— START Data shown —

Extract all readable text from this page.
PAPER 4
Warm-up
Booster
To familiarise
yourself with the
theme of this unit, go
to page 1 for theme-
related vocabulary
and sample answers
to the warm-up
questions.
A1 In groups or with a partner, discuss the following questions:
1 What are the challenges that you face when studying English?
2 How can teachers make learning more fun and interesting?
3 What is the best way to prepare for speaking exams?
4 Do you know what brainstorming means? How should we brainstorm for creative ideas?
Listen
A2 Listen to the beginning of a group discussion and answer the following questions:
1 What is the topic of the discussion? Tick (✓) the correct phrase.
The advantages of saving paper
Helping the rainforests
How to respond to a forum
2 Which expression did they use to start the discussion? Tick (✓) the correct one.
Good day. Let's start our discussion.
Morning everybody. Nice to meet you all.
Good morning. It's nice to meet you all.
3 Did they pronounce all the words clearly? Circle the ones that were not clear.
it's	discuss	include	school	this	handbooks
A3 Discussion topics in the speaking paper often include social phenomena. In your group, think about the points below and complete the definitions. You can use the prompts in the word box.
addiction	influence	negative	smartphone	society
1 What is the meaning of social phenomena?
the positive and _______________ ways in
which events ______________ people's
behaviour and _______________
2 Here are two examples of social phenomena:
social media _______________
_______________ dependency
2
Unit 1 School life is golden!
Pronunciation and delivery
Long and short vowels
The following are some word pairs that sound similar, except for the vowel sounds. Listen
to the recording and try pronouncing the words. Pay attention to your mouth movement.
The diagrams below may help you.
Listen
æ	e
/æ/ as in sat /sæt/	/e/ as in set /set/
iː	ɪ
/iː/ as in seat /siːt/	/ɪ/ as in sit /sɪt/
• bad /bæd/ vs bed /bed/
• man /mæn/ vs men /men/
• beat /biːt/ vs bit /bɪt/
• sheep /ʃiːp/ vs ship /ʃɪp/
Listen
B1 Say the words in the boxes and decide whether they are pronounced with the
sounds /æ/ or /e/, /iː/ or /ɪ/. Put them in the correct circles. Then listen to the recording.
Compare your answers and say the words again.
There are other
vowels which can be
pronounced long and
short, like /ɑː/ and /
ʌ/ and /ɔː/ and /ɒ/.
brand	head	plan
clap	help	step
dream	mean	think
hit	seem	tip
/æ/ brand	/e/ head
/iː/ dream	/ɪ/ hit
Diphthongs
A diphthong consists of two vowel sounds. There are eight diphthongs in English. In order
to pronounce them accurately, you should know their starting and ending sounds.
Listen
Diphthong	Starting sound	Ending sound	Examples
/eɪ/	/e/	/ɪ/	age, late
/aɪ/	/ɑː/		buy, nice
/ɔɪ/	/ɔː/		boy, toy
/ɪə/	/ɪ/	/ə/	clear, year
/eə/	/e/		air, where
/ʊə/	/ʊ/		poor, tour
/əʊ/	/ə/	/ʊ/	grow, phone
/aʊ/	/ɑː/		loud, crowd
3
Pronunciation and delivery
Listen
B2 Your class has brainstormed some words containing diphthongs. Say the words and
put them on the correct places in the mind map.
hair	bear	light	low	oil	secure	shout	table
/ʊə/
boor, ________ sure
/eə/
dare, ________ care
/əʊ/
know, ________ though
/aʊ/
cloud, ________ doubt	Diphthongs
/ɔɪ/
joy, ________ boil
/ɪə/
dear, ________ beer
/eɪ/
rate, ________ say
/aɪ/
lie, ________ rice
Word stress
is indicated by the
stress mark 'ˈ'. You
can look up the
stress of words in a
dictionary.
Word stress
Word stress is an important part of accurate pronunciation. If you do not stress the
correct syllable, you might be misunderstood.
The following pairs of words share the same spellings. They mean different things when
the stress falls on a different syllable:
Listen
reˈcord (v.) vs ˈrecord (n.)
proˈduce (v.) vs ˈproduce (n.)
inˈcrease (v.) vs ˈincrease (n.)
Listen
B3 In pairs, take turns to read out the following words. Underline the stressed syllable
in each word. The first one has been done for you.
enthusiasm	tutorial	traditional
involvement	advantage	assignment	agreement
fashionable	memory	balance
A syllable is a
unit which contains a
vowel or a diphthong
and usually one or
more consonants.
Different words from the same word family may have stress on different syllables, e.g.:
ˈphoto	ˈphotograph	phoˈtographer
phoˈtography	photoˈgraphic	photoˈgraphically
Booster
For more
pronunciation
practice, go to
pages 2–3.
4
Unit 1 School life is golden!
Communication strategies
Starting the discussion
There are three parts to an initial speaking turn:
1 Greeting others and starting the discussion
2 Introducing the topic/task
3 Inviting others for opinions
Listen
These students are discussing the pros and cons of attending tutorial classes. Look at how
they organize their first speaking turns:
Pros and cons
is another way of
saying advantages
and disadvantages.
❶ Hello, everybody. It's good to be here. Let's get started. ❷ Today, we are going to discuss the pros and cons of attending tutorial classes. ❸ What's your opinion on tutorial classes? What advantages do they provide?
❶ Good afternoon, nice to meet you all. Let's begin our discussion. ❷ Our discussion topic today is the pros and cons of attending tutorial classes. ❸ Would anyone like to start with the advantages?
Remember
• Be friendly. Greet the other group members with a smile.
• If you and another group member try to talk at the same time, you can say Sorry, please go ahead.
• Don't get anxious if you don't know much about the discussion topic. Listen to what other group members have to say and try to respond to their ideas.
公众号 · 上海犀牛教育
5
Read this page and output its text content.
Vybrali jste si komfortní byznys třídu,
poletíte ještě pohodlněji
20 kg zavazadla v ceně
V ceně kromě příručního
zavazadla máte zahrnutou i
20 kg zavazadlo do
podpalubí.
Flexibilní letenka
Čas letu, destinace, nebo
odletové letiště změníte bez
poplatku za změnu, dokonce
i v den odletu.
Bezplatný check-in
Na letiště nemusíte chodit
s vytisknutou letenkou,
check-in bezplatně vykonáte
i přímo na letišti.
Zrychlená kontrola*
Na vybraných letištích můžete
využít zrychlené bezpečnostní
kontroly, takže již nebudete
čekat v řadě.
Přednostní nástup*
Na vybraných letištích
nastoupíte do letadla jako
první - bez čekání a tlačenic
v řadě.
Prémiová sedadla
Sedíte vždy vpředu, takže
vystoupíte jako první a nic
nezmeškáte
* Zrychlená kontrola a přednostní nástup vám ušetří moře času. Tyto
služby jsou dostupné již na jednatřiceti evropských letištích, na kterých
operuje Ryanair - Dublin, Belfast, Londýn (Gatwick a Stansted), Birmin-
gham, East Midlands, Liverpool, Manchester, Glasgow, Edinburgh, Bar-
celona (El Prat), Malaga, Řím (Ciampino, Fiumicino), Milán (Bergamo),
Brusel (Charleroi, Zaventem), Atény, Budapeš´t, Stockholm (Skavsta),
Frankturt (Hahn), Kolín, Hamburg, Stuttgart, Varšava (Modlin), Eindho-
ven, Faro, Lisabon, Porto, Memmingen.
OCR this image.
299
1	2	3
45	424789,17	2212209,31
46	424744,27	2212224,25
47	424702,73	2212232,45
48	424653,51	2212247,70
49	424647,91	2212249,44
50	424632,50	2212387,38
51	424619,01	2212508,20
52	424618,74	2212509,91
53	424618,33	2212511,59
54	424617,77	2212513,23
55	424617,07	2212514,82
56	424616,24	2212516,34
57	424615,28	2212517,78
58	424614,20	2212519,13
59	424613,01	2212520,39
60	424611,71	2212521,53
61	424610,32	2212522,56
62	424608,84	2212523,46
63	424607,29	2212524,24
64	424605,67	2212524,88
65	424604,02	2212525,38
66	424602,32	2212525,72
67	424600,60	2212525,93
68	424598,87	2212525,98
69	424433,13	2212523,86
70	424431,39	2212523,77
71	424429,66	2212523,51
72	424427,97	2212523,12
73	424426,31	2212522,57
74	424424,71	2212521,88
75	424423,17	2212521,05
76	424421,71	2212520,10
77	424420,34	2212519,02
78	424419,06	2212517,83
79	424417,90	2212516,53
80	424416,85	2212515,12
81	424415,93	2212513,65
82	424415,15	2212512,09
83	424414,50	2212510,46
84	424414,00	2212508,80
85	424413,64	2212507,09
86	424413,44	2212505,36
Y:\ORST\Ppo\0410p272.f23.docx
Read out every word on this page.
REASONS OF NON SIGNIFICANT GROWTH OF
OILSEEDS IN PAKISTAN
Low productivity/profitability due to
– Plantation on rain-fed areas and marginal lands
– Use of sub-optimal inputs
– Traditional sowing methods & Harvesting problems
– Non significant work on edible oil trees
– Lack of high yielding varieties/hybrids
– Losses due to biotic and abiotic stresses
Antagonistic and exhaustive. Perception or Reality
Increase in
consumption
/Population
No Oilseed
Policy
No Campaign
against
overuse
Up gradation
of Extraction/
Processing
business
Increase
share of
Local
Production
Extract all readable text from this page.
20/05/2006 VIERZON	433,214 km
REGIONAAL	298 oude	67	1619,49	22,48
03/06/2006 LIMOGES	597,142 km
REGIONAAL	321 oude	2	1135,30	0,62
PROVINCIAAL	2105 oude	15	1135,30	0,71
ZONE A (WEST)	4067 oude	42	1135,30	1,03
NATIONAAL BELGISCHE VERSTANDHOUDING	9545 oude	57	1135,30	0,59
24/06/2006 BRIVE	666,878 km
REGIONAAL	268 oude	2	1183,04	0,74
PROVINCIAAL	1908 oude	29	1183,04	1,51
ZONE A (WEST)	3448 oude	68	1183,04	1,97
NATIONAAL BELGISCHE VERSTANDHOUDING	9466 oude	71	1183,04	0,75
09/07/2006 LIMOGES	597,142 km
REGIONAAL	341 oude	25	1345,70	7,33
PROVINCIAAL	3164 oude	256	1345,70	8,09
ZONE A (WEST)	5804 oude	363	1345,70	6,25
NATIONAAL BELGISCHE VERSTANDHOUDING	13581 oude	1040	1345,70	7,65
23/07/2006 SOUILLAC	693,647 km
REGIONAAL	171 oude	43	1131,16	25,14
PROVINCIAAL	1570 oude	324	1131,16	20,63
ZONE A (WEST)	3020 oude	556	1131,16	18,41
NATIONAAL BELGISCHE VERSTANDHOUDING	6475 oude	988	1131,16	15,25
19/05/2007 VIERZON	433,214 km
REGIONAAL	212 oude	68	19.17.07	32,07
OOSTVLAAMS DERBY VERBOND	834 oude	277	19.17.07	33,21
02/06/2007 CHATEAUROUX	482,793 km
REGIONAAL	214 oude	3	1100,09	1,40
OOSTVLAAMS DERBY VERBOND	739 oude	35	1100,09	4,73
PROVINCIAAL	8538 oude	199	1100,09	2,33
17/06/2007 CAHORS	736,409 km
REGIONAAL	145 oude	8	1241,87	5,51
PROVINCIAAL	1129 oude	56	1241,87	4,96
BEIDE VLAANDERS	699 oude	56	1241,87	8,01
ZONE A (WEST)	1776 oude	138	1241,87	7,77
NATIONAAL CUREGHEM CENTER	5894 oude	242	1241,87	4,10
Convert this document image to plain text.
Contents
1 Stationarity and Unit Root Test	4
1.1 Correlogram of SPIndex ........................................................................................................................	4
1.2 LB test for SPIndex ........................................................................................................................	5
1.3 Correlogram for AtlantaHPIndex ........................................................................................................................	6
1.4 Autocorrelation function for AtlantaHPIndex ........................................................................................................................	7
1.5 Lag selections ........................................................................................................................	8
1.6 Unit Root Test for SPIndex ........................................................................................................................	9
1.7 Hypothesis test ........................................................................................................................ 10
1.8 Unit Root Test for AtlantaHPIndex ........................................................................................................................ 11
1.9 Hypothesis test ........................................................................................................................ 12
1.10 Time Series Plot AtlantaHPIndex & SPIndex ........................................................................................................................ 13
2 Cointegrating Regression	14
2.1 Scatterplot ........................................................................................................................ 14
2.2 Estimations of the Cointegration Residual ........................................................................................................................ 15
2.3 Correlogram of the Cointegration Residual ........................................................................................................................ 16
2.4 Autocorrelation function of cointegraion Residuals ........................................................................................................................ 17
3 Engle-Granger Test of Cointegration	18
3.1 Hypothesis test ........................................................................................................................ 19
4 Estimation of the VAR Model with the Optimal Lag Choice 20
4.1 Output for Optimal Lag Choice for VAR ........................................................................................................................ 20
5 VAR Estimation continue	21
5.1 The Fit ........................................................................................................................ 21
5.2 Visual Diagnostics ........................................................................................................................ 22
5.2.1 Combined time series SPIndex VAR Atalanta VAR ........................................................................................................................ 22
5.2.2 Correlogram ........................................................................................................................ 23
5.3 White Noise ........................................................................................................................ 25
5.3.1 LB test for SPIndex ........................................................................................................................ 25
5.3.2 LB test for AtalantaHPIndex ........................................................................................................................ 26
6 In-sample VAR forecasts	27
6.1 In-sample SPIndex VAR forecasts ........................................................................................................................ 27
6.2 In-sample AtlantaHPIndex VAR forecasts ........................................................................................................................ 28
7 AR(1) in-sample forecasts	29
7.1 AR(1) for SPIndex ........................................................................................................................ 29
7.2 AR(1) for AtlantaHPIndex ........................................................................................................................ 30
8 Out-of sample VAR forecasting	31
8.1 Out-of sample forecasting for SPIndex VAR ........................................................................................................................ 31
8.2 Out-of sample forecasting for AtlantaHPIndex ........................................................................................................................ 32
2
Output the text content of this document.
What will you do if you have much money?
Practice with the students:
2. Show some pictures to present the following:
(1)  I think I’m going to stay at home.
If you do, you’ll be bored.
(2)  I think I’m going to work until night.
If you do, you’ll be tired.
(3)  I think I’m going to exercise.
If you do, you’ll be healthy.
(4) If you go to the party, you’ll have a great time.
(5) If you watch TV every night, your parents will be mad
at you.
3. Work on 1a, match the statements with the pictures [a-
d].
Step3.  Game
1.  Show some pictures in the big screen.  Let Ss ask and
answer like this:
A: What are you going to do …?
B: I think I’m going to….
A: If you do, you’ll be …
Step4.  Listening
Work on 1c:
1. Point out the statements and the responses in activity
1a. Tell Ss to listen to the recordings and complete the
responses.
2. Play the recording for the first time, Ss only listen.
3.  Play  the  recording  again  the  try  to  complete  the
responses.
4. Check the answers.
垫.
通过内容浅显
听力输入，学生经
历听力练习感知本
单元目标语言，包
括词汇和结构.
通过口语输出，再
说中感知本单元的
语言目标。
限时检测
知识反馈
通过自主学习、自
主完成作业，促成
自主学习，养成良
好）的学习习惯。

— END Data shown —

Exercise instructions >>
From the entries above, copy each line holding "will".

Answer for the task >>
What will you do if you have much money?
(5) If you watch TV every night, your parents will be mad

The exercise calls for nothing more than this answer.